YOUR INSTRUCTIONS
Look through the material below for "Length". Copy every line that contains it.

Dataset excerpt
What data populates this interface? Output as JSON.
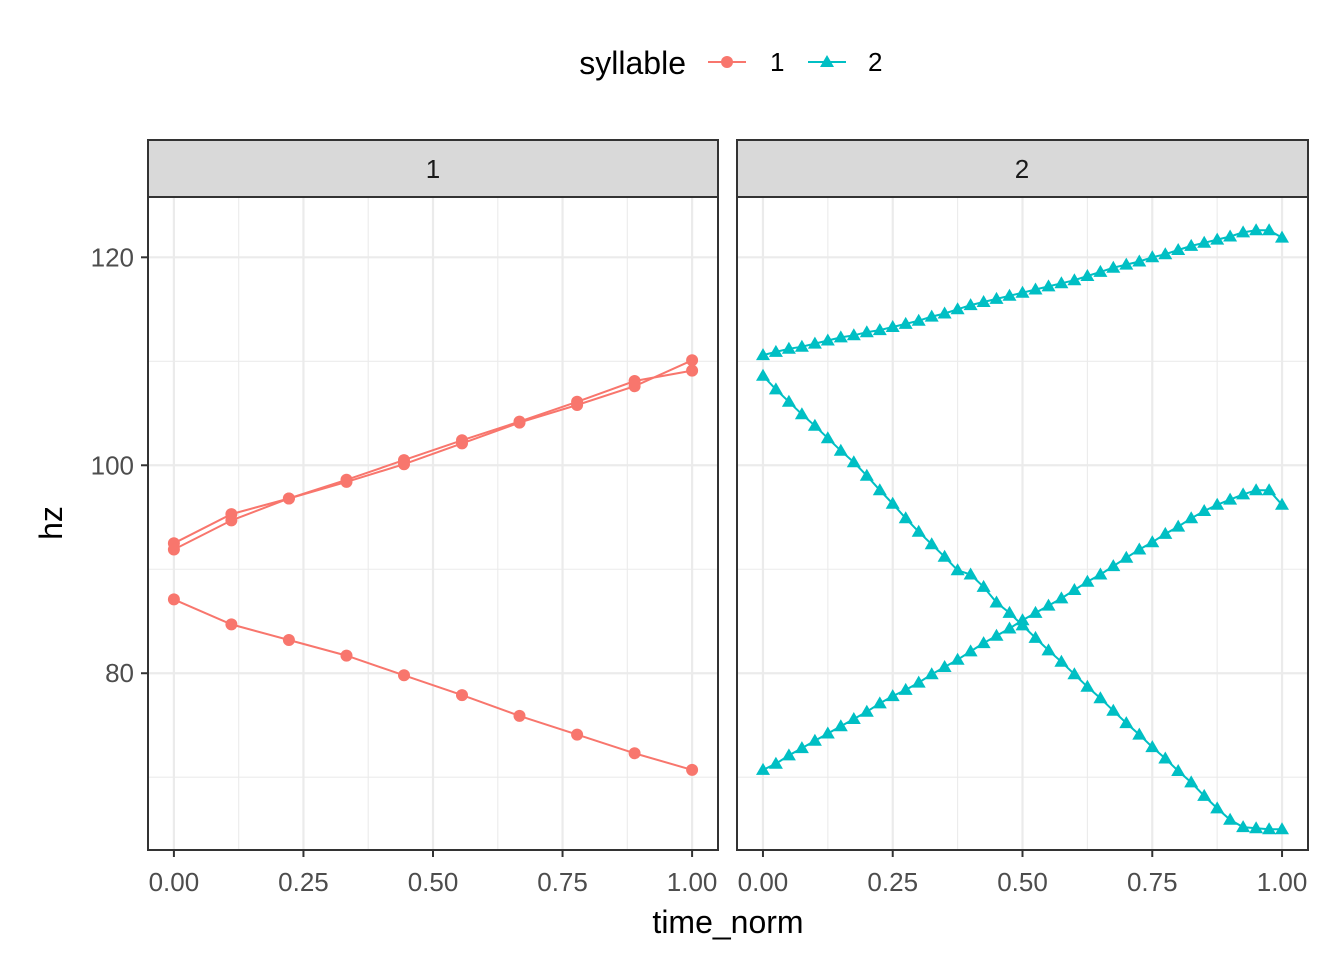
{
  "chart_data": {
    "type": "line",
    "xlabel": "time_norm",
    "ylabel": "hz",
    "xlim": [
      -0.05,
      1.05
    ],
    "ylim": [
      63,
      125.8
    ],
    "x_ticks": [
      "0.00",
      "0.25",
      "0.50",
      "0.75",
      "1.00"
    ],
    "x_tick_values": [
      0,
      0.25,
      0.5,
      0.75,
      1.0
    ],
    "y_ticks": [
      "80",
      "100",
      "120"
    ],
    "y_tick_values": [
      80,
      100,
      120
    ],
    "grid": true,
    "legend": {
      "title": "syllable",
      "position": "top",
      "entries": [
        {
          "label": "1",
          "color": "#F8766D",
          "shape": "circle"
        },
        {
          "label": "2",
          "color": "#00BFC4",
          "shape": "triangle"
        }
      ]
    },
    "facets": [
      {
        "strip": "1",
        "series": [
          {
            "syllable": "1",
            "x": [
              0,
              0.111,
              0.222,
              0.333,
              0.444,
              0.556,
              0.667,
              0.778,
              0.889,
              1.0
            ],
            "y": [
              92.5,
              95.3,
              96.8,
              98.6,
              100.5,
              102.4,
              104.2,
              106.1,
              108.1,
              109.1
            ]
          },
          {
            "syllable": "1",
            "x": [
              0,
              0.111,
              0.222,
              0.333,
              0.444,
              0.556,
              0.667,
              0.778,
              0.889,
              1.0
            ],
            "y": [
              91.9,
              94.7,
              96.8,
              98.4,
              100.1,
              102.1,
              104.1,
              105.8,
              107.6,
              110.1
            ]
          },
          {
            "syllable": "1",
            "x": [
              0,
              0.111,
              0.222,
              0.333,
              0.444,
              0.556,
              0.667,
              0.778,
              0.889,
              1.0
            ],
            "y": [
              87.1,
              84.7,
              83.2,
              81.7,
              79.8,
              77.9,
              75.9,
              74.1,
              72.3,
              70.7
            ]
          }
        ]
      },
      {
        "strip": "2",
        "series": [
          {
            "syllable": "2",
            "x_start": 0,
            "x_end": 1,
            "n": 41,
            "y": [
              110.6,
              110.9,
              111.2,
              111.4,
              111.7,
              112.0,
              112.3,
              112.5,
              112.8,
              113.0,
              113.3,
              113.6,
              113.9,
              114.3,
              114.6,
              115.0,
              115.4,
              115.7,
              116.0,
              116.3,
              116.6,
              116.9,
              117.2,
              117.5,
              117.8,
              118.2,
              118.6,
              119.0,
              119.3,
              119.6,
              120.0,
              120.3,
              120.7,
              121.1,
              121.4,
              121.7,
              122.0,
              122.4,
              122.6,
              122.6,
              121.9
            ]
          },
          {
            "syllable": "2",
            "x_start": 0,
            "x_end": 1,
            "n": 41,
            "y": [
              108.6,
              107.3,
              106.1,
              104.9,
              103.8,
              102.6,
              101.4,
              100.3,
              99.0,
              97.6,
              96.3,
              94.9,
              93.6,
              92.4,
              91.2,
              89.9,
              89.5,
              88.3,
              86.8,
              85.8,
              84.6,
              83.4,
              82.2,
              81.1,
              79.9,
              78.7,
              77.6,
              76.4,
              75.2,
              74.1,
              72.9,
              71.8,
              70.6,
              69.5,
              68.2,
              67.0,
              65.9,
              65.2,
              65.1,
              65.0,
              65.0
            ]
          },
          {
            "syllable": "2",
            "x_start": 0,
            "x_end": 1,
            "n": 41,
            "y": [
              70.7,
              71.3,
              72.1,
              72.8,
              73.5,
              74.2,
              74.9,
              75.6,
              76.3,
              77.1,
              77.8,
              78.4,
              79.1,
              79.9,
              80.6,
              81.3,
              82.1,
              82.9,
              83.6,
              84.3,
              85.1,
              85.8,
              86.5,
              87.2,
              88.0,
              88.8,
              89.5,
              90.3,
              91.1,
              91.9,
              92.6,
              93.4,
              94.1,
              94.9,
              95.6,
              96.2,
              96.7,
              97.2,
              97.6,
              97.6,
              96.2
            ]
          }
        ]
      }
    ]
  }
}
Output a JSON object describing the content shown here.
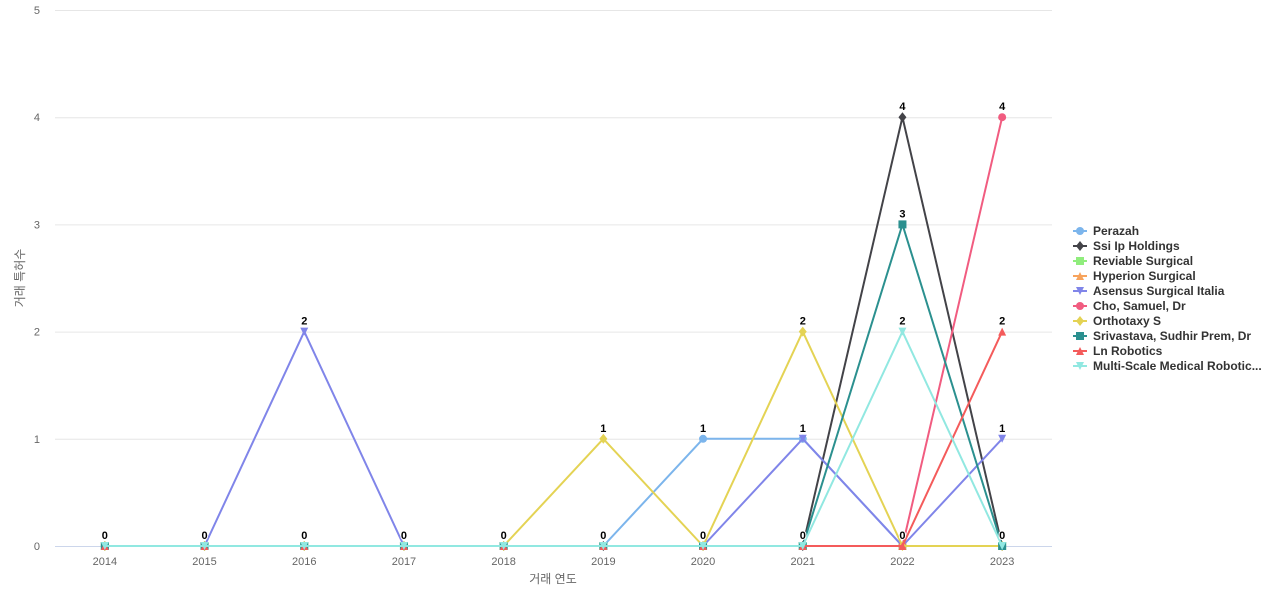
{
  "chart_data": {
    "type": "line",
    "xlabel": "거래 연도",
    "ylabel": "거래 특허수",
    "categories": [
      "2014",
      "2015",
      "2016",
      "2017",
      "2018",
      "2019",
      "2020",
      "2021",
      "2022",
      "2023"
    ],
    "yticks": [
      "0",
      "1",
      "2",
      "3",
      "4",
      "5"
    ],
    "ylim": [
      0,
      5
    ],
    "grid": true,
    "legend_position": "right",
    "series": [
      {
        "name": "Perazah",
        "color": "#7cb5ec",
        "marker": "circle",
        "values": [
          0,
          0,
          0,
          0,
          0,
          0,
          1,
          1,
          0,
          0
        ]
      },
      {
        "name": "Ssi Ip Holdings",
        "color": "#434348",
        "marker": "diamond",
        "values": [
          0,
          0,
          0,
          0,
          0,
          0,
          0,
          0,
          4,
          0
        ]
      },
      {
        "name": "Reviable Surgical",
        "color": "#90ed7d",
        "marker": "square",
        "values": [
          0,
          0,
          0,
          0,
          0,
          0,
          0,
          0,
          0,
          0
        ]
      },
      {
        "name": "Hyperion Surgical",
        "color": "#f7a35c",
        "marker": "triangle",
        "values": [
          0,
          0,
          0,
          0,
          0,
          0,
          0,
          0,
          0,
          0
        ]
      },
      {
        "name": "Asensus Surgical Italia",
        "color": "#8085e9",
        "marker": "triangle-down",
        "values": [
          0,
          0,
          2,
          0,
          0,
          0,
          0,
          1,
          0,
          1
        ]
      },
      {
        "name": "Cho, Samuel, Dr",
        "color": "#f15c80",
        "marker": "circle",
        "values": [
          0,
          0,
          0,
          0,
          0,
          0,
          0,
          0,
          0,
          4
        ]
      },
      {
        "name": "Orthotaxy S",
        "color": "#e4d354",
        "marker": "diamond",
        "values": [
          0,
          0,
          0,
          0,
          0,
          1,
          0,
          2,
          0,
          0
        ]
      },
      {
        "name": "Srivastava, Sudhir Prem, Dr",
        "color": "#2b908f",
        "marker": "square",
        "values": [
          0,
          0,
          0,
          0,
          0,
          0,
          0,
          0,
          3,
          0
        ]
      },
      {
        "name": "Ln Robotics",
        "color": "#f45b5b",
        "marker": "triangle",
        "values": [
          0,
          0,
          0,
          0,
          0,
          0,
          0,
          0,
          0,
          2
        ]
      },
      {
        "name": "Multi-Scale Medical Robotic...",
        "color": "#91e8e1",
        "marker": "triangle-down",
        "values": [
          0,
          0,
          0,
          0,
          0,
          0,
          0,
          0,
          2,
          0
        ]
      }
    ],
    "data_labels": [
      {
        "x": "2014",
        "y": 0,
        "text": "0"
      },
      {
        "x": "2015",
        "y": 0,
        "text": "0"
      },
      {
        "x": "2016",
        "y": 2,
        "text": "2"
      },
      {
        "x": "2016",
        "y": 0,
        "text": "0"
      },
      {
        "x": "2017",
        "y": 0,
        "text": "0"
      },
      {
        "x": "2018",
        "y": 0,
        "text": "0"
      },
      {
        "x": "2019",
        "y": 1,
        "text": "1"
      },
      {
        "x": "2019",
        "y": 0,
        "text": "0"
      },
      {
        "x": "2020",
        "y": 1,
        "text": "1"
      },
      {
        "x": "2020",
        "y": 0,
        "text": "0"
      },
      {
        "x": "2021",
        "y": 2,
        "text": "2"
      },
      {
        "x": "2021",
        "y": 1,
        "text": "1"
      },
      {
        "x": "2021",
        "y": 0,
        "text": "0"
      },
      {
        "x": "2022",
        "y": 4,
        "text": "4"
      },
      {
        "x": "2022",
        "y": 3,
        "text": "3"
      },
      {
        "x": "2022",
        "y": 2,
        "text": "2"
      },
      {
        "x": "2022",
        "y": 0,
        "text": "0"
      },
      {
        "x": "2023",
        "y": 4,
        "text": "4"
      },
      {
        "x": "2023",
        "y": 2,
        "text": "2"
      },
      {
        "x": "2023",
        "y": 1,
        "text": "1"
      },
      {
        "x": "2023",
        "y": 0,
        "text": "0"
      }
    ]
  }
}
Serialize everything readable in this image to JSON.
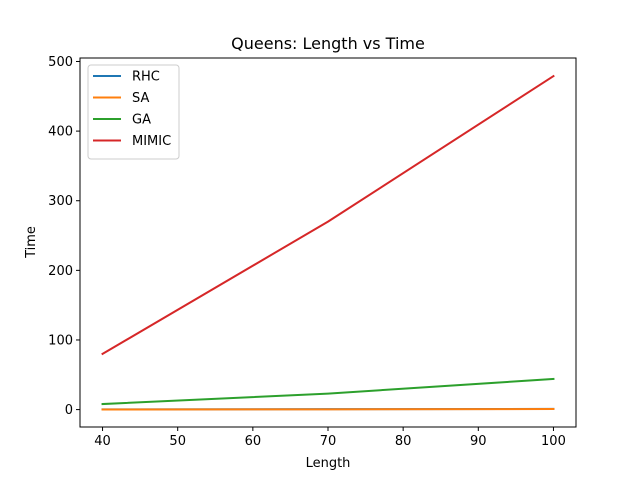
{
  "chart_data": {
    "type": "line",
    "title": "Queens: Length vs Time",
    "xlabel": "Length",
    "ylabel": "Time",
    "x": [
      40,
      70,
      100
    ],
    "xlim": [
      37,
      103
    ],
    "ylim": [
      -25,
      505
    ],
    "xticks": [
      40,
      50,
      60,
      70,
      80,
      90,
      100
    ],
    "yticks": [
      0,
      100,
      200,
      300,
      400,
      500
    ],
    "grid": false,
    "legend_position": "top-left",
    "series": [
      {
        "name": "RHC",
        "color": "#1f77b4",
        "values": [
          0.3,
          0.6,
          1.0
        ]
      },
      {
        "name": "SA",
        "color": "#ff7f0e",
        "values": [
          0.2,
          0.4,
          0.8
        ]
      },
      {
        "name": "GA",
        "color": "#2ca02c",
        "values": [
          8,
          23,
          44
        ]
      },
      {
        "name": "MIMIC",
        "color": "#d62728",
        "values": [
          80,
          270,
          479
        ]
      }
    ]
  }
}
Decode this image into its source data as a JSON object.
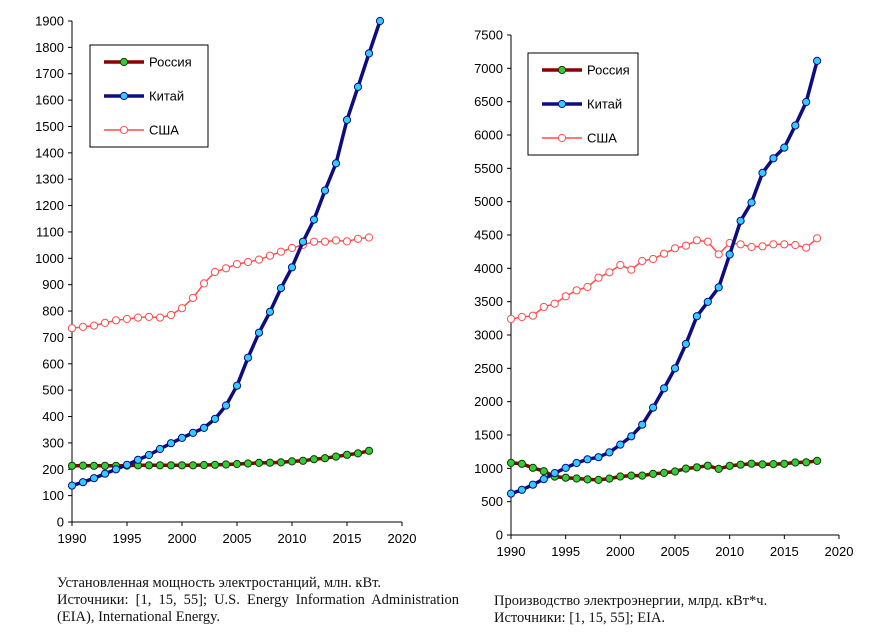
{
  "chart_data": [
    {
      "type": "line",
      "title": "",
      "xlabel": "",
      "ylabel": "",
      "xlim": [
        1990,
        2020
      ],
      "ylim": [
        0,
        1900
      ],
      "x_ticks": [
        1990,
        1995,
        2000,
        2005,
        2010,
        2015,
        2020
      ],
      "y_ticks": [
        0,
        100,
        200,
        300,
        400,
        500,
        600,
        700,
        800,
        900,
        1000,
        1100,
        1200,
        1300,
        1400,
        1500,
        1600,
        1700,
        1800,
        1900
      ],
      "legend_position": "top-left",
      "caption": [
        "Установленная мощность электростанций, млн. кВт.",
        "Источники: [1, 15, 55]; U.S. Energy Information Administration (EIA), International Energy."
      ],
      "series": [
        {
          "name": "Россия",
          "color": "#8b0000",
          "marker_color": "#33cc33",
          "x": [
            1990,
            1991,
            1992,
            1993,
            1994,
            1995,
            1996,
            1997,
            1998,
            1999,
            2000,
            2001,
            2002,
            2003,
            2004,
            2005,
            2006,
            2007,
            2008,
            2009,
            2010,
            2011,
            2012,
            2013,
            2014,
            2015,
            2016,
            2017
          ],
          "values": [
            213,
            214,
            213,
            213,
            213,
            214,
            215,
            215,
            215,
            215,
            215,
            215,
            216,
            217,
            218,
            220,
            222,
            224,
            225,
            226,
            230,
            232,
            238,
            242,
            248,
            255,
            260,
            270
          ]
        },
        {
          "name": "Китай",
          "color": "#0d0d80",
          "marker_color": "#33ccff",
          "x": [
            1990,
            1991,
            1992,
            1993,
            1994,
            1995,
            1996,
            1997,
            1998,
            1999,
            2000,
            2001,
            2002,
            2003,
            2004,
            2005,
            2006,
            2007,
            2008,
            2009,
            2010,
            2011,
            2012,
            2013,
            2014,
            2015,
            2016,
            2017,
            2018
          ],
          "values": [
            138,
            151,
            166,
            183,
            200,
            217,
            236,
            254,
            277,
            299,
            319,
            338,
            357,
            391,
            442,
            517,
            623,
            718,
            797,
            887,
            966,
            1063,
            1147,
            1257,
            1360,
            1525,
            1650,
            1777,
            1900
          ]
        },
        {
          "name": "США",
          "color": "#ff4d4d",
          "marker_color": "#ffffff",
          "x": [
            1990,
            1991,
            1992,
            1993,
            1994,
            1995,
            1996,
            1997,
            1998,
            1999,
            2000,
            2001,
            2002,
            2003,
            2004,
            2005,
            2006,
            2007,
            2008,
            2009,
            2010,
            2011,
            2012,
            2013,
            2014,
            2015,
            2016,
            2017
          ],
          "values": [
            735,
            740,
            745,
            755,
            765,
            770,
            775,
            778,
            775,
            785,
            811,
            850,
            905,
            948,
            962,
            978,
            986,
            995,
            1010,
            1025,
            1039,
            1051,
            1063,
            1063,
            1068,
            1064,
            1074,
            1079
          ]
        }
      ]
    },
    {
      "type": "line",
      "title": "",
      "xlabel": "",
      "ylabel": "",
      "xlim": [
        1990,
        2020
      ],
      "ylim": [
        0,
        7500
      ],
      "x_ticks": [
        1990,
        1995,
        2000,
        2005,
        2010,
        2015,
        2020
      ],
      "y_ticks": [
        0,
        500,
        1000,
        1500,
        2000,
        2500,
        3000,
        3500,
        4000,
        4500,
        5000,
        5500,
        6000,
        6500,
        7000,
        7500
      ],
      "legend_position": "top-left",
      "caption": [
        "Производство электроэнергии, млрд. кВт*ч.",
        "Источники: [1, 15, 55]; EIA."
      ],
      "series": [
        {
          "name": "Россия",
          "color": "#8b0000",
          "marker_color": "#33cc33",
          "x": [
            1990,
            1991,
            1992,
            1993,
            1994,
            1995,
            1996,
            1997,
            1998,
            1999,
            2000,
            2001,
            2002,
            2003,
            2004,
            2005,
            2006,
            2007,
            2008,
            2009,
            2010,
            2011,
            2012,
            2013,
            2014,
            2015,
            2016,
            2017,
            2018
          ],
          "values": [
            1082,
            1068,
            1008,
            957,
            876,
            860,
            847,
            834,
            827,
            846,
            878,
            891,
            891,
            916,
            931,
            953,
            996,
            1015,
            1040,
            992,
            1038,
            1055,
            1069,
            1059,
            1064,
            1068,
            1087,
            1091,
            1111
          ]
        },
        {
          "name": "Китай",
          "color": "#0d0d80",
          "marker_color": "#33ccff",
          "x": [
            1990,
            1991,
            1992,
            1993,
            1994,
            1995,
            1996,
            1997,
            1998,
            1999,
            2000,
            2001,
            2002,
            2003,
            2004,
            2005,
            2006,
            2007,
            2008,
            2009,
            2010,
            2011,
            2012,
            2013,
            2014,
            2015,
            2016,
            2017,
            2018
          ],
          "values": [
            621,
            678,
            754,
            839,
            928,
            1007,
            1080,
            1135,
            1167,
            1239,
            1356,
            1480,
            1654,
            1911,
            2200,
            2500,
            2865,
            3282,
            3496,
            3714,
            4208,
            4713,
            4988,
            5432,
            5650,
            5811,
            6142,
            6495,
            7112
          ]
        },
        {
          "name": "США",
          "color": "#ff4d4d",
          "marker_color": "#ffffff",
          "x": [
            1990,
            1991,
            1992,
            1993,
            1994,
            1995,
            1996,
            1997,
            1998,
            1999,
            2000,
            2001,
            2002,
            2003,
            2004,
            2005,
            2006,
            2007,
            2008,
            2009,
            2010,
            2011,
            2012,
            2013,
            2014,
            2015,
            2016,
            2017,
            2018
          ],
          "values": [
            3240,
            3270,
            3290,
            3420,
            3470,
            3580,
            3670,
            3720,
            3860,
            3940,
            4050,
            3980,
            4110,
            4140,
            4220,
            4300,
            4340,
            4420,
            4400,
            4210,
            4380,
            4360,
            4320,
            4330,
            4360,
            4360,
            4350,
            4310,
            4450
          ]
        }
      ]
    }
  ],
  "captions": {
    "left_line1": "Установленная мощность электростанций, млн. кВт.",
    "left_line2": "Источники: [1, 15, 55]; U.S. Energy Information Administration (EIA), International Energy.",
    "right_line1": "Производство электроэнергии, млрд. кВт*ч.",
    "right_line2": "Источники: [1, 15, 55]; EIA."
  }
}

RESULT FOR THIS EXERCISE
    "title": "Queens: Length vs Time",
    "xlabel": "Length",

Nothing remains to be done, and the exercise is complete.